▼▼▼

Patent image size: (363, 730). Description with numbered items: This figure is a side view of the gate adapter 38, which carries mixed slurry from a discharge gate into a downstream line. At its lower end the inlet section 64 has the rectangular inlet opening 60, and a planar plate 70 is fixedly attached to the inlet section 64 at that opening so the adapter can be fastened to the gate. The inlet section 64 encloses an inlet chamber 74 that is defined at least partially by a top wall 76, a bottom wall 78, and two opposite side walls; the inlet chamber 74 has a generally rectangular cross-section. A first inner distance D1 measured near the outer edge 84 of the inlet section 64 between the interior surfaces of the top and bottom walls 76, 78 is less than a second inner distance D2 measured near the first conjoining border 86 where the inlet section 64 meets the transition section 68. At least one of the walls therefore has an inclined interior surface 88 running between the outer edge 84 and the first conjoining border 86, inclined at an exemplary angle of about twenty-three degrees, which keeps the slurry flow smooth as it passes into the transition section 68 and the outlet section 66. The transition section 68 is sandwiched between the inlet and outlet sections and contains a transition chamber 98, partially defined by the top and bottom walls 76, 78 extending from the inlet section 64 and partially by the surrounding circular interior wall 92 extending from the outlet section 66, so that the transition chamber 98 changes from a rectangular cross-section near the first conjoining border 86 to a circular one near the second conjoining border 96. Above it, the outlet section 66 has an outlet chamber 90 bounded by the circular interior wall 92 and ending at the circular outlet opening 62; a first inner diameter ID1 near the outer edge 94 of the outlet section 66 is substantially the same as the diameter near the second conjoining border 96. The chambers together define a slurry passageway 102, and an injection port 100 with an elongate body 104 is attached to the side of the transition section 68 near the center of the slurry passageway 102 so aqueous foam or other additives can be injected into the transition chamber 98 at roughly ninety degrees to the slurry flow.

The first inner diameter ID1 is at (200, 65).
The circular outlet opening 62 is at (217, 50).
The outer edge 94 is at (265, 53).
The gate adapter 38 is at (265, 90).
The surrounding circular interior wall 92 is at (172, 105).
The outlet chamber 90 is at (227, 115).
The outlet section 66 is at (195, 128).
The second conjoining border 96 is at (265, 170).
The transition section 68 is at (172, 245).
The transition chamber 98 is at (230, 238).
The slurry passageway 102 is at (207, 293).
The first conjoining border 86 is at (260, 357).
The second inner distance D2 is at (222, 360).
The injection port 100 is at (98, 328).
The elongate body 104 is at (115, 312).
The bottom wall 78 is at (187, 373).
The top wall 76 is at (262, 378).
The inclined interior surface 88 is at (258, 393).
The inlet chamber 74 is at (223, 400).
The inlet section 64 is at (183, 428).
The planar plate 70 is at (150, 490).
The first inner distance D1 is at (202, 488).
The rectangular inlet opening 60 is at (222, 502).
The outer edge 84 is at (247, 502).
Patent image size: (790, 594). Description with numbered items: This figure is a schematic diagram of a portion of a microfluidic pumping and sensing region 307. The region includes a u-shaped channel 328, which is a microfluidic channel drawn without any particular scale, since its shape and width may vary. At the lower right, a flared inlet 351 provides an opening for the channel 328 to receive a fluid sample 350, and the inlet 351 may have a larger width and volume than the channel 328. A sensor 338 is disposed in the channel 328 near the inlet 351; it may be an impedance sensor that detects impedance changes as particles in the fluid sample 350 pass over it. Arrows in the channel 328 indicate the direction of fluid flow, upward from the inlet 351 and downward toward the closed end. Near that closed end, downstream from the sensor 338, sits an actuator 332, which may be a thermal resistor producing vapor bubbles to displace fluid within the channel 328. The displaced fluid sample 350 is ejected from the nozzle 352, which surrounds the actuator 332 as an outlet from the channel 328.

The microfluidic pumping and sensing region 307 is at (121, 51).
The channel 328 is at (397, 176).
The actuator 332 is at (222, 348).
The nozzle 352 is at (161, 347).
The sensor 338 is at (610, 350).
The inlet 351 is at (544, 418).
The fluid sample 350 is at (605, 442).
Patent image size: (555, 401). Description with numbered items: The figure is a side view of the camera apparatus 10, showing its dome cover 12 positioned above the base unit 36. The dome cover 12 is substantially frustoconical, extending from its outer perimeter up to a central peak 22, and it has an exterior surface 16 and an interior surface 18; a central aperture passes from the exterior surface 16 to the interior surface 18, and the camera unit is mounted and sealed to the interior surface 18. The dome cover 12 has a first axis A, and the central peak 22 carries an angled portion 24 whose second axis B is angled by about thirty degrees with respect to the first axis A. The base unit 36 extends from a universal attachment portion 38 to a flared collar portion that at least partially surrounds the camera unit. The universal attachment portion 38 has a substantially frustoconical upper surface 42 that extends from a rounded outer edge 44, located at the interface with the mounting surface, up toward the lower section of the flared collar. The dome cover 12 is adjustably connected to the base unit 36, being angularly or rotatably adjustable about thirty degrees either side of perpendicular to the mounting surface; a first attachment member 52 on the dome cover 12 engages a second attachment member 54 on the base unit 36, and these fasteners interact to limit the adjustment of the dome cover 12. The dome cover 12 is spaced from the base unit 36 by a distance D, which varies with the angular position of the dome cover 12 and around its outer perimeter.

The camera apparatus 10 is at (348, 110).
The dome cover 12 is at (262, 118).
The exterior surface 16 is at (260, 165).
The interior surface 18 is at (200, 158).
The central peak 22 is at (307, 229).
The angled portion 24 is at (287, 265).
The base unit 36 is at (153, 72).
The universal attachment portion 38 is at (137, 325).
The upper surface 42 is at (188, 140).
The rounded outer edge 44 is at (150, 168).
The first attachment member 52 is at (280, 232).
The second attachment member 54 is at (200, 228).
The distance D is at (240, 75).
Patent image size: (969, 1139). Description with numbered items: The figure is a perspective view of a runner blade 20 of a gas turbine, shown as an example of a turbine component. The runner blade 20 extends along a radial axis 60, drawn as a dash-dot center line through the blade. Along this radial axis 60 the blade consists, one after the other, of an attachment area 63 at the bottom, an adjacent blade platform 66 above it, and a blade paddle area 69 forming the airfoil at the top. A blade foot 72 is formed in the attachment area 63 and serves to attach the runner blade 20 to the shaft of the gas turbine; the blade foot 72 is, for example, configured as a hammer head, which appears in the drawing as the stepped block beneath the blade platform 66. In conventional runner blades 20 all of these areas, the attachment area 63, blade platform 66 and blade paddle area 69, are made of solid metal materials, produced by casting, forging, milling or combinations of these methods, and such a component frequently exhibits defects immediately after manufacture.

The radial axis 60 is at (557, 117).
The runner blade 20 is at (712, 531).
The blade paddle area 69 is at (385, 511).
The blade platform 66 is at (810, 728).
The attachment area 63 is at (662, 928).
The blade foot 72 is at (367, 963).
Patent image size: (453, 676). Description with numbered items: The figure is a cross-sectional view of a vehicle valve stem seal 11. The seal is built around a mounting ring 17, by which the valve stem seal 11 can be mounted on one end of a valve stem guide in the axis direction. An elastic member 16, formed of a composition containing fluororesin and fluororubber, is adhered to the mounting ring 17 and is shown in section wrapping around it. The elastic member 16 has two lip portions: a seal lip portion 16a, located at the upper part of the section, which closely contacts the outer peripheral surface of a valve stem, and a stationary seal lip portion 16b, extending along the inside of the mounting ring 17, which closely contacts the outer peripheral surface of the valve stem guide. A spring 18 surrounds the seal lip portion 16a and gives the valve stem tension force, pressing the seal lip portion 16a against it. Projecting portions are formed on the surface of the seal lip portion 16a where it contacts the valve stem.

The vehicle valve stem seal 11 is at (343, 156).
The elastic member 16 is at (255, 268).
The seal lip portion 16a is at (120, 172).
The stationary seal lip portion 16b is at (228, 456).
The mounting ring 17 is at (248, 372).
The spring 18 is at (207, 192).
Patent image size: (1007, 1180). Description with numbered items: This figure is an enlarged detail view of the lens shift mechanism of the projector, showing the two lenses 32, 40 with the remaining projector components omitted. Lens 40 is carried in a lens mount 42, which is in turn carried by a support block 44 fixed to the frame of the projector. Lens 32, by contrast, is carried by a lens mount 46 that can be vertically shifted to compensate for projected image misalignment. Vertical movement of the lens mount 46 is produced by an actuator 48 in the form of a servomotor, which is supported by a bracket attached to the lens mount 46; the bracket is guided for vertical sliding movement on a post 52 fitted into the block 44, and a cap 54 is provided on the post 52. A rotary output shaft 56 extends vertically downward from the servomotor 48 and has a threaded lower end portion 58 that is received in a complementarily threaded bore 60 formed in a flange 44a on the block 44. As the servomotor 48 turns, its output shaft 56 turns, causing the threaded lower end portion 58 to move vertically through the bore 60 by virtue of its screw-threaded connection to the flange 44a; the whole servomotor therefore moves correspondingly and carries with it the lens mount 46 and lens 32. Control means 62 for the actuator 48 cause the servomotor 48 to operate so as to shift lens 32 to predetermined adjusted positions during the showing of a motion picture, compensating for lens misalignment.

▲▲▲

## [Exercise requirements]
Copy out word for word everything in the material from the line containing "Patent image size: (555, 401)." down to the line containing "The distance D is at (240, 75).", including both of those lines.

## [Result for this exercise]
Patent image size: (555, 401). Description with numbered items: The figure is a side view of the camera apparatus 10, showing its dome cover 12 positioned above the base unit 36. The dome cover 12 is substantially frustoconical, extending from its outer perimeter up to a central peak 22, and it has an exterior surface 16 and an interior surface 18; a central aperture passes from the exterior surface 16 to the interior surface 18, and the camera unit is mounted and sealed to the interior surface 18. The dome cover 12 has a first axis A, and the central peak 22 carries an angled portion 24 whose second axis B is angled by about thirty degrees with respect to the first axis A. The base unit 36 extends from a universal attachment portion 38 to a flared collar portion that at least partially surrounds the camera unit. The universal attachment portion 38 has a substantially frustoconical upper surface 42 that extends from a rounded outer edge 44, located at the interface with the mounting surface, up toward the lower section of the flared collar. The dome cover 12 is adjustably connected to the base unit 36, being angularly or rotatably adjustable about thirty degrees either side of perpendicular to the mounting surface; a first attachment member 52 on the dome cover 12 engages a second attachment member 54 on the base unit 36, and these fasteners interact to limit the adjustment of the dome cover 12. The dome cover 12 is spaced from the base unit 36 by a distance D, which varies with the angular position of the dome cover 12 and around its outer perimeter.

The camera apparatus 10 is at (348, 110).
The dome cover 12 is at (262, 118).
The exterior surface 16 is at (260, 165).
The interior surface 18 is at (200, 158).
The central peak 22 is at (307, 229).
The angled portion 24 is at (287, 265).
The base unit 36 is at (153, 72).
The universal attachment portion 38 is at (137, 325).
The upper surface 42 is at (188, 140).
The rounded outer edge 44 is at (150, 168).
The first attachment member 52 is at (280, 232).
The second attachment member 54 is at (200, 228).
The distance D is at (240, 75).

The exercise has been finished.